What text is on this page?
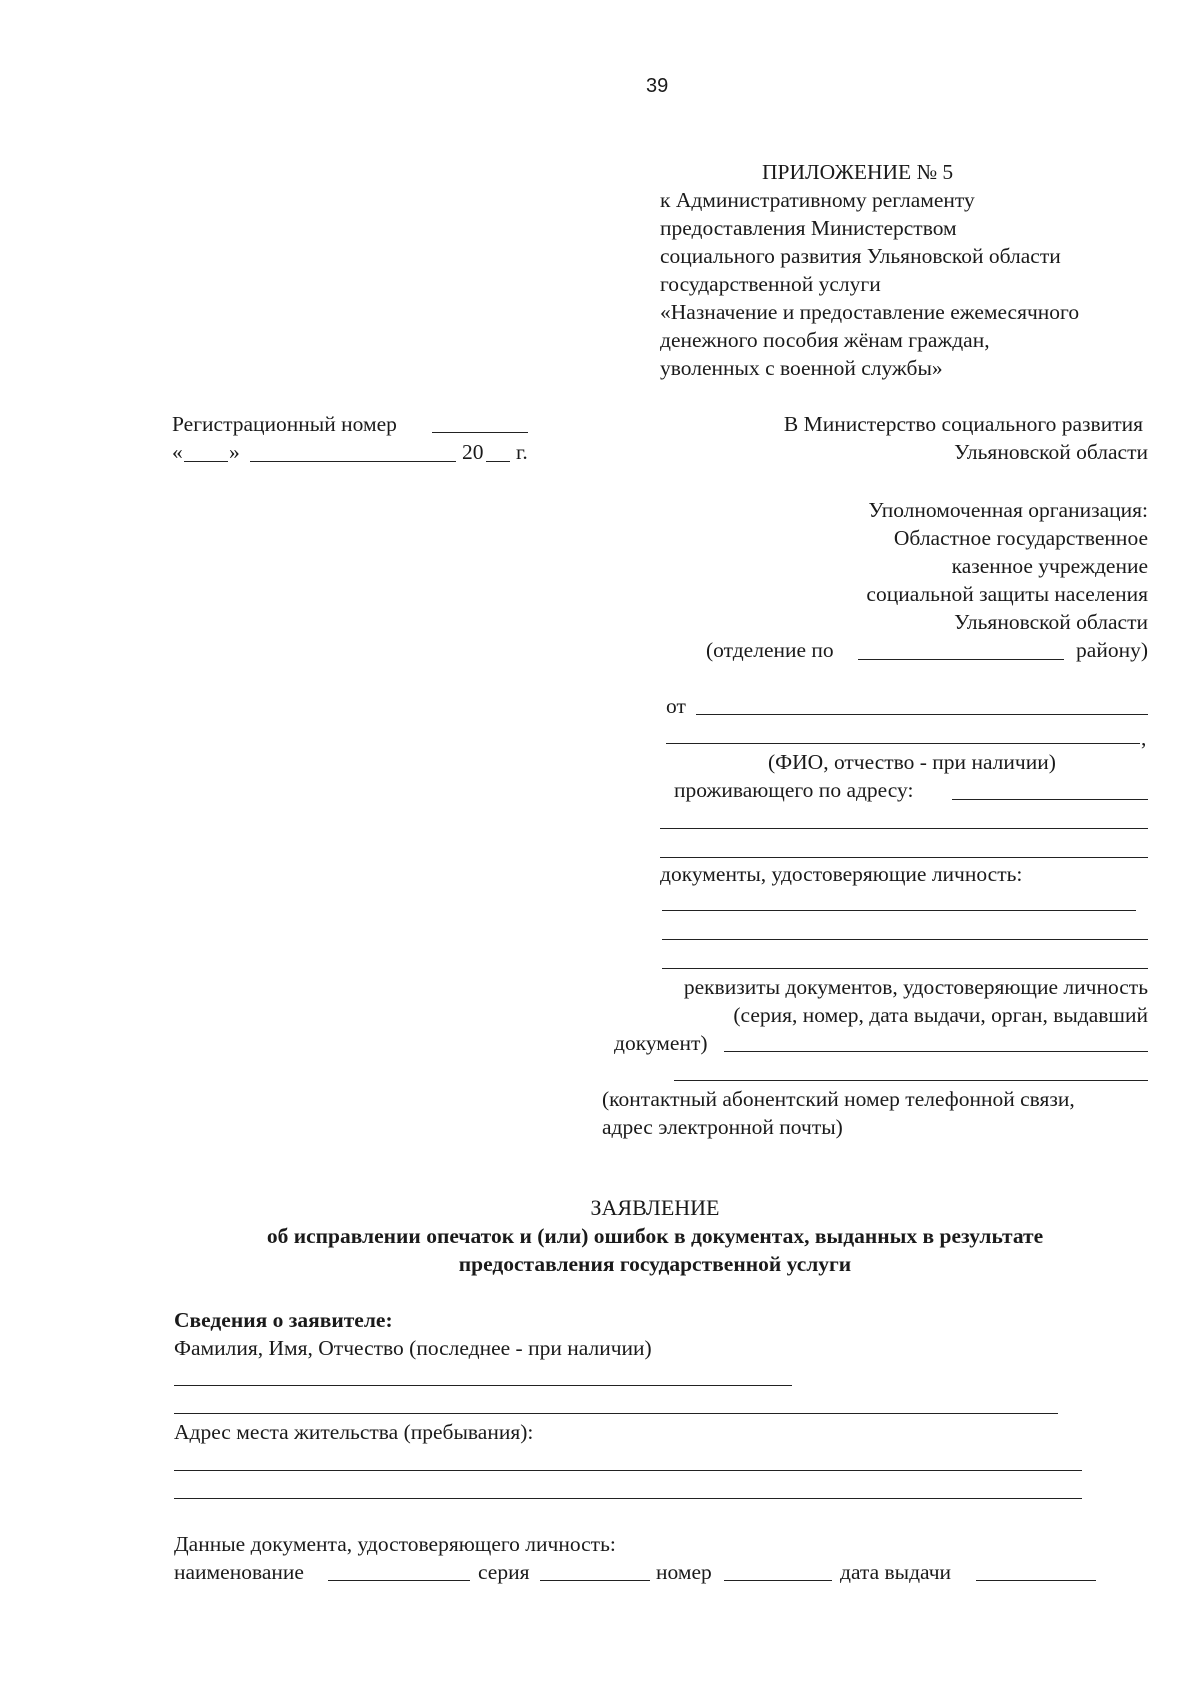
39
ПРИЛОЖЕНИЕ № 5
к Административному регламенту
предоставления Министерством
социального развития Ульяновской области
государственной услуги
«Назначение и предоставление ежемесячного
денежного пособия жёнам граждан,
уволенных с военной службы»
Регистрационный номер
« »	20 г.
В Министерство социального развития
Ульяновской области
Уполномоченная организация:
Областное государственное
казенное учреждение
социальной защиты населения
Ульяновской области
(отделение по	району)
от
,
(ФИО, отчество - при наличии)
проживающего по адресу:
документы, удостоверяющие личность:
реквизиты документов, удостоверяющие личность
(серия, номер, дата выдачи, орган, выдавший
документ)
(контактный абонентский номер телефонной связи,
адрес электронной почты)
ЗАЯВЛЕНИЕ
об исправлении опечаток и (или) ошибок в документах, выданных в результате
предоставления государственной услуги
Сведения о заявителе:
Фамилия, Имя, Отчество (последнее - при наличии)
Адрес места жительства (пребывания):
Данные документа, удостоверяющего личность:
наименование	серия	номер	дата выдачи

EXERCISE DETAILS: Write out each entry exactly as given, omitting any picture.

SOLUTION FOR THIS EXERCISE:
What text is on this page?
39
ПРИЛОЖЕНИЕ № 5
к Административному регламенту
предоставления Министерством
социального развития Ульяновской области
государственной услуги
«Назначение и предоставление ежемесячного
денежного пособия жёнам граждан,
уволенных с военной службы»
Регистрационный номер
« »	20 г.
В Министерство социального развития
Ульяновской области
Уполномоченная организация:
Областное государственное
казенное учреждение
социальной защиты населения
Ульяновской области
(отделение по	району)
от
,
(ФИО, отчество - при наличии)
проживающего по адресу:
документы, удостоверяющие личность:
реквизиты документов, удостоверяющие личность
(серия, номер, дата выдачи, орган, выдавший
документ)
(контактный абонентский номер телефонной связи,
адрес электронной почты)
ЗАЯВЛЕНИЕ
об исправлении опечаток и (или) ошибок в документах, выданных в результате
предоставления государственной услуги
Сведения о заявителе:
Фамилия, Имя, Отчество (последнее - при наличии)
Адрес места жительства (пребывания):
Данные документа, удостоверяющего личность:
наименование	серия	номер	дата выдачи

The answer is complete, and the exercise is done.